_Goal_: Transcribe all of the data exactly. Omit the pictures.
━━━ Material supplied ━━━
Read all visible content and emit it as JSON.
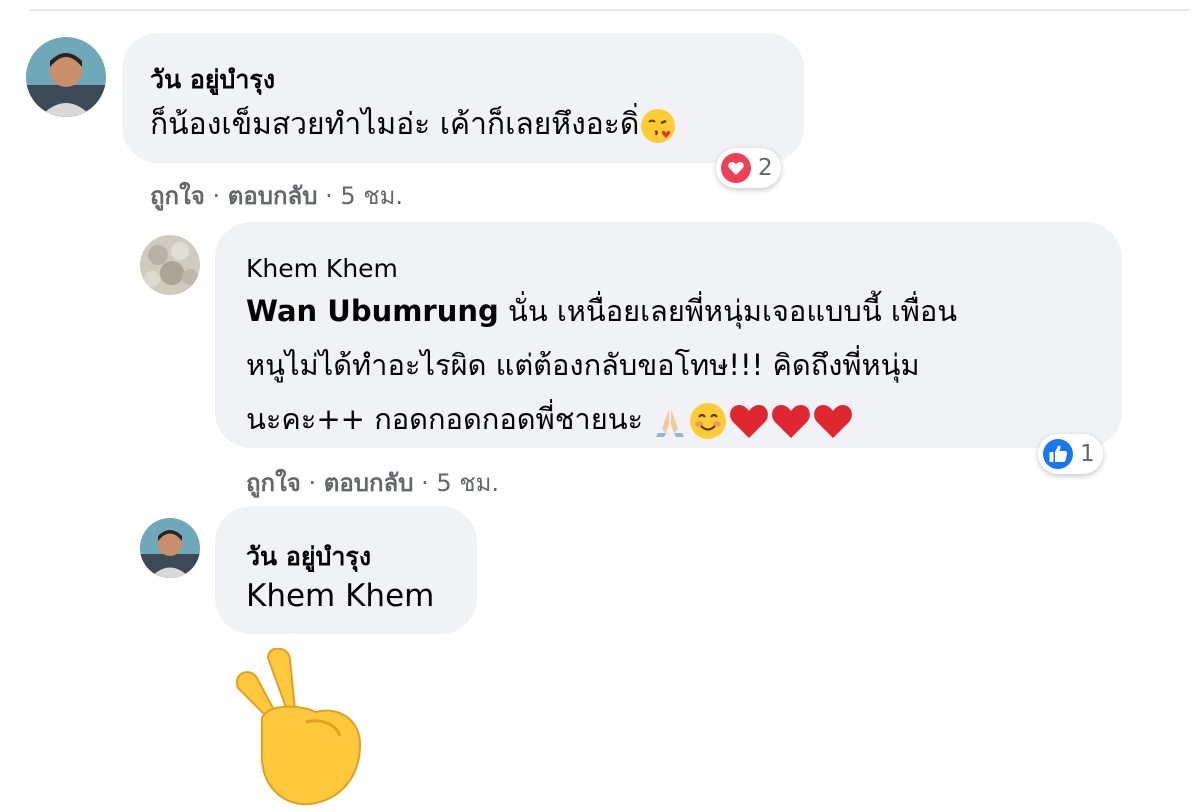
{
  "comments": [
    {
      "author": "วัน อยู่บำรุง",
      "text": "ก็น้องเข็มสวยทำไมอ่ะ เค้าก็เลยหึงอะดิ่",
      "emoji": "kissing-face-heart-emoji",
      "reaction": {
        "type": "heart",
        "count": "2"
      },
      "actions": {
        "like": "ถูกใจ",
        "sep": "·",
        "reply": "ตอบกลับ",
        "time": "5 ชม."
      }
    },
    {
      "author": "Khem Khem",
      "mention": "Wan Ubumrung",
      "line1": " นั่น เหนื่อยเลยพี่หนุ่มเจอแบบนี้ เพื่อน",
      "line2": "หนูไม่ได้ทำอะไรผิด แต่ต้องกลับขอโทษ!!! คิดถึงพี่หนุ่ม",
      "line3": "นะคะ++ กอดกอดกอดพี่ชายนะ",
      "emojis": [
        "folded-hands-emoji",
        "smiling-face-emoji",
        "red-heart-emoji",
        "red-heart-emoji",
        "red-heart-emoji"
      ],
      "reaction": {
        "type": "like",
        "count": "1"
      },
      "actions": {
        "like": "ถูกใจ",
        "sep": "·",
        "reply": "ตอบกลับ",
        "time": "5 ชม."
      }
    },
    {
      "author": "วัน อยู่บำรุง",
      "text": "Khem Khem",
      "sticker": "victory-hand-emoji"
    }
  ],
  "colors": {
    "bubble": "#f0f2f5",
    "meta": "#65676b",
    "like_blue": "#1877f2",
    "heart_red": "#f33e58"
  }
}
━━━
_Exercise solution_:
Read all visible content and emit it as JSON.
{
  "comments": [
    {
      "author": "วัน อยู่บำรุง",
      "text": "ก็น้องเข็มสวยทำไมอ่ะ เค้าก็เลยหึงอะดิ่",
      "emoji": "kissing-face-heart-emoji",
      "reaction": {
        "type": "heart",
        "count": "2"
      },
      "actions": {
        "like": "ถูกใจ",
        "sep": "·",
        "reply": "ตอบกลับ",
        "time": "5 ชม."
      }
    },
    {
      "author": "Khem Khem",
      "mention": "Wan Ubumrung",
      "line1": " นั่น เหนื่อยเลยพี่หนุ่มเจอแบบนี้ เพื่อน",
      "line2": "หนูไม่ได้ทำอะไรผิด แต่ต้องกลับขอโทษ!!! คิดถึงพี่หนุ่ม",
      "line3": "นะคะ++ กอดกอดกอดพี่ชายนะ",
      "emojis": [
        "folded-hands-emoji",
        "smiling-face-emoji",
        "red-heart-emoji",
        "red-heart-emoji",
        "red-heart-emoji"
      ],
      "reaction": {
        "type": "like",
        "count": "1"
      },
      "actions": {
        "like": "ถูกใจ",
        "sep": "·",
        "reply": "ตอบกลับ",
        "time": "5 ชม."
      }
    },
    {
      "author": "วัน อยู่บำรุง",
      "text": "Khem Khem",
      "sticker": "victory-hand-emoji"
    }
  ],
  "colors": {
    "bubble": "#f0f2f5",
    "meta": "#65676b",
    "like_blue": "#1877f2",
    "heart_red": "#f33e58"
  }
}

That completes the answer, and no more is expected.